Request - Your task is to filter the data below down to the lines holding "till".
=======
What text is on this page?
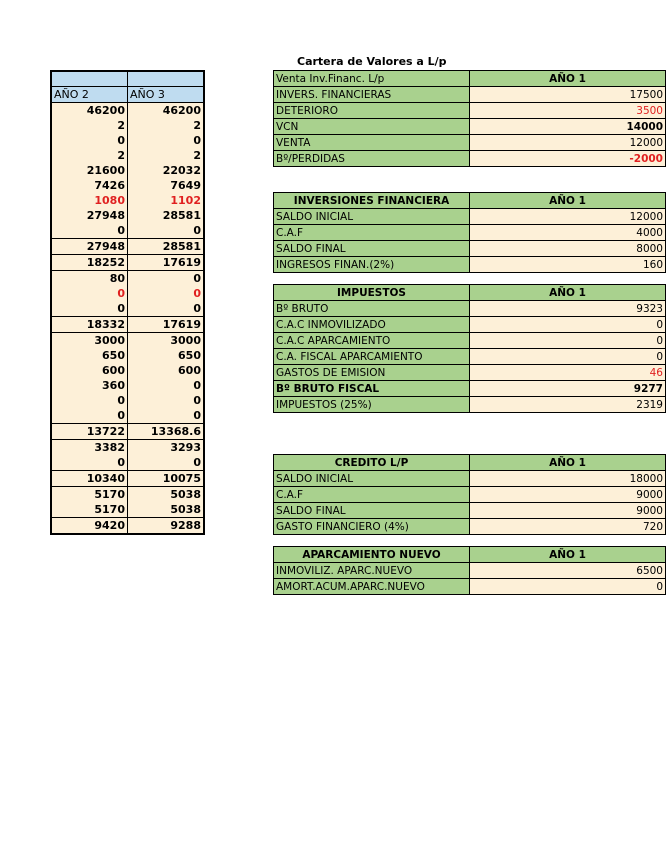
Cartera de Valores a L/p

AÑO 2	AÑO 3
46200	46200
2	2
0	0
2	2
21600	22032
7426	7649
1080	1102
27948	28581
0	0
27948	28581
18252	17619
80	0
0	0
0	0
18332	17619
3000	3000
650	650
600	600
360	0
0	0
0	0
13722	13368.6
3382	3293
0	0
10340	10075
5170	5038
5170	5038
9420	9288
Venta Inv.Financ. L/p	AÑO 1
INVERS. FINANCIERAS	17500
DETERIORO	3500
VCN	14000
VENTA	12000
Bº/PERDIDAS	-2000
INVERSIONES FINANCIERA	AÑO 1
SALDO INICIAL	12000
C.A.F	4000
SALDO FINAL	8000
INGRESOS FINAN.(2%)	160
IMPUESTOS	AÑO 1
Bº BRUTO	9323
C.A.C INMOVILIZADO	0
C.A.C APARCAMIENTO	0
C.A. FISCAL APARCAMIENTO	0
GASTOS DE EMISION	46
Bº BRUTO FISCAL	9277
IMPUESTOS (25%)	2319
CREDITO L/P	AÑO 1
SALDO INICIAL	18000
C.A.F	9000
SALDO FINAL	9000
GASTO FINANCIERO (4%)	720
APARCAMIENTO NUEVO	AÑO 1
INMOVILIZ. APARC.NUEVO	6500
AMORT.ACUM.APARC.NUEVO	0
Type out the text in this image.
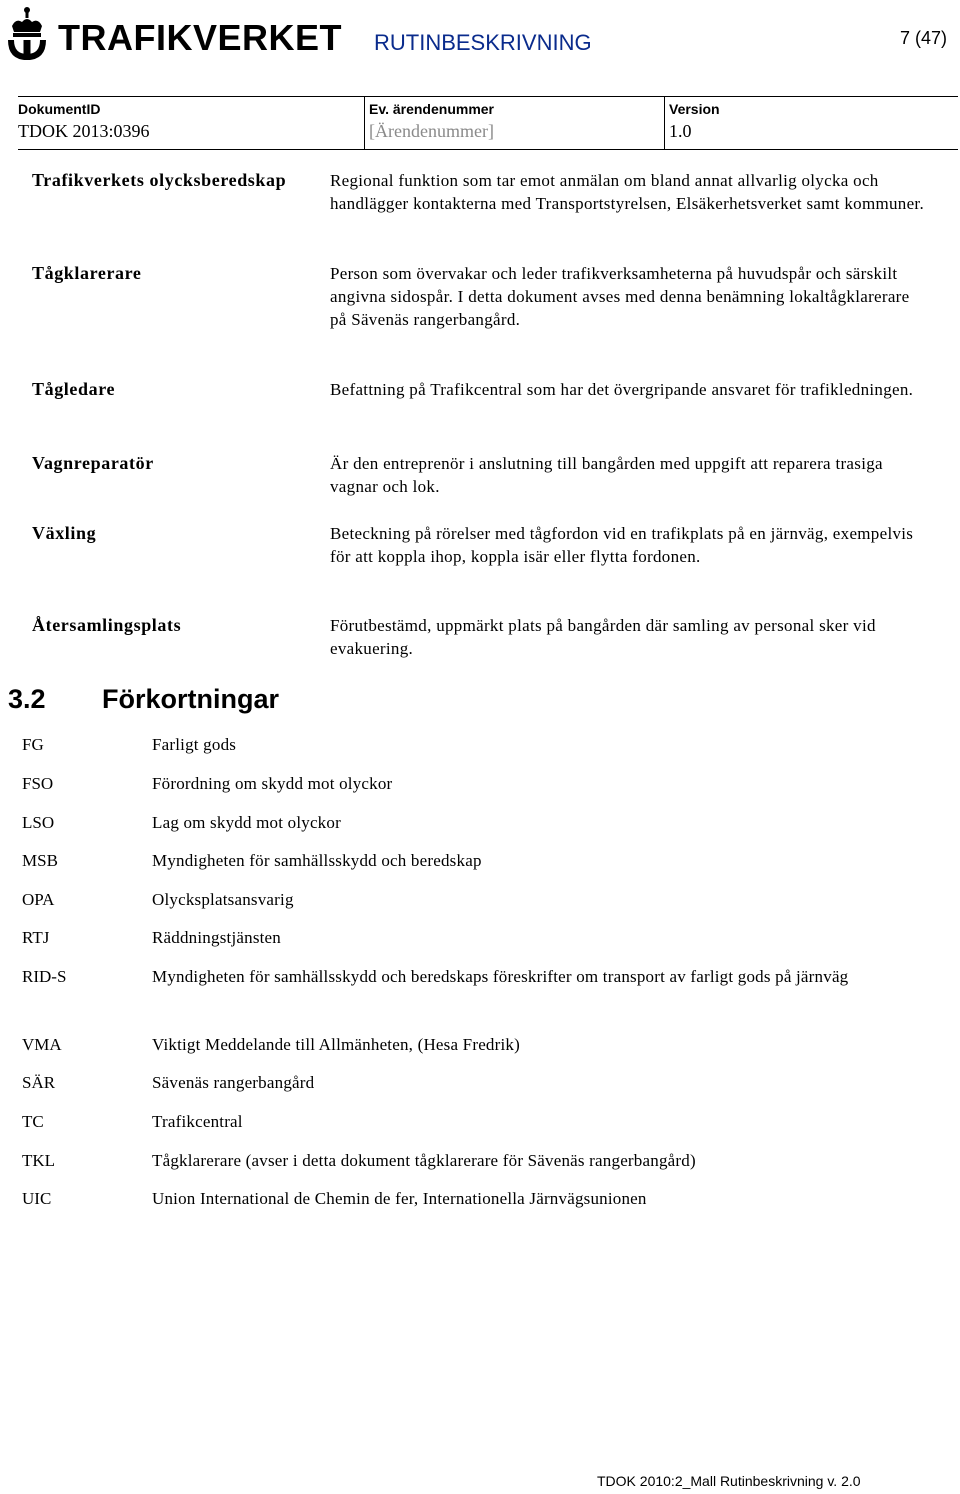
TRAFIKVERKET RUTINBESKRIVNING	7 (47)
DokumentID
TDOK 2013:0396
Ev. ärendenummer
[Ärendenummer]
Version
1.0
Trafikverkets olycksberedskap	Regional funktion som tar emot anmälan om bland annat allvarlig olycka och handlägger kontakterna med Transportstyrelsen, Elsäkerhetsverket samt kommuner.
Tågklarerare	Person som övervakar och leder trafikverksamheterna på huvudspår och särskilt angivna sidospår. I detta dokument avses med denna benämning lokaltågklarerare på Sävenäs rangerbangård.
Tågledare	Befattning på Trafikcentral som har det övergripande ansvaret för trafikledningen.
Vagnreparatör	Är den entreprenör i anslutning till bangården med uppgift att reparera trasiga vagnar och lok.
Växling	Beteckning på rörelser med tågfordon vid en trafikplats på en järnväg, exempelvis för att koppla ihop, koppla isär eller flytta fordonen.
Återsamlingsplats	Förutbestämd, uppmärkt plats på bangården där samling av personal sker vid evakuering.
3.2 Förkortningar
FG	Farligt gods
FSO	Förordning om skydd mot olyckor
LSO	Lag om skydd mot olyckor
MSB	Myndigheten för samhällsskydd och beredskap
OPA	Olycksplatsansvarig
RTJ	Räddningstjänsten
RID-S	Myndigheten för samhällsskydd och beredskaps föreskrifter om transport av farligt gods på järnväg
VMA	Viktigt Meddelande till Allmänheten, (Hesa Fredrik)
SÄR	Sävenäs rangerbangård
TC	Trafikcentral
TKL	Tågklarerare (avser i detta dokument tågklarerare för Sävenäs rangerbangård)
UIC	Union International de Chemin de fer, Internationella Järnvägsunionen
TDOK 2010:2_Mall Rutinbeskrivning v. 2.0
=======
Result for this exercise -
Vagnreparatör	Är den entreprenör i anslutning till bangården med uppgift att reparera trasiga vagnar och lok.
VMA	Viktigt Meddelande till Allmänheten, (Hesa Fredrik)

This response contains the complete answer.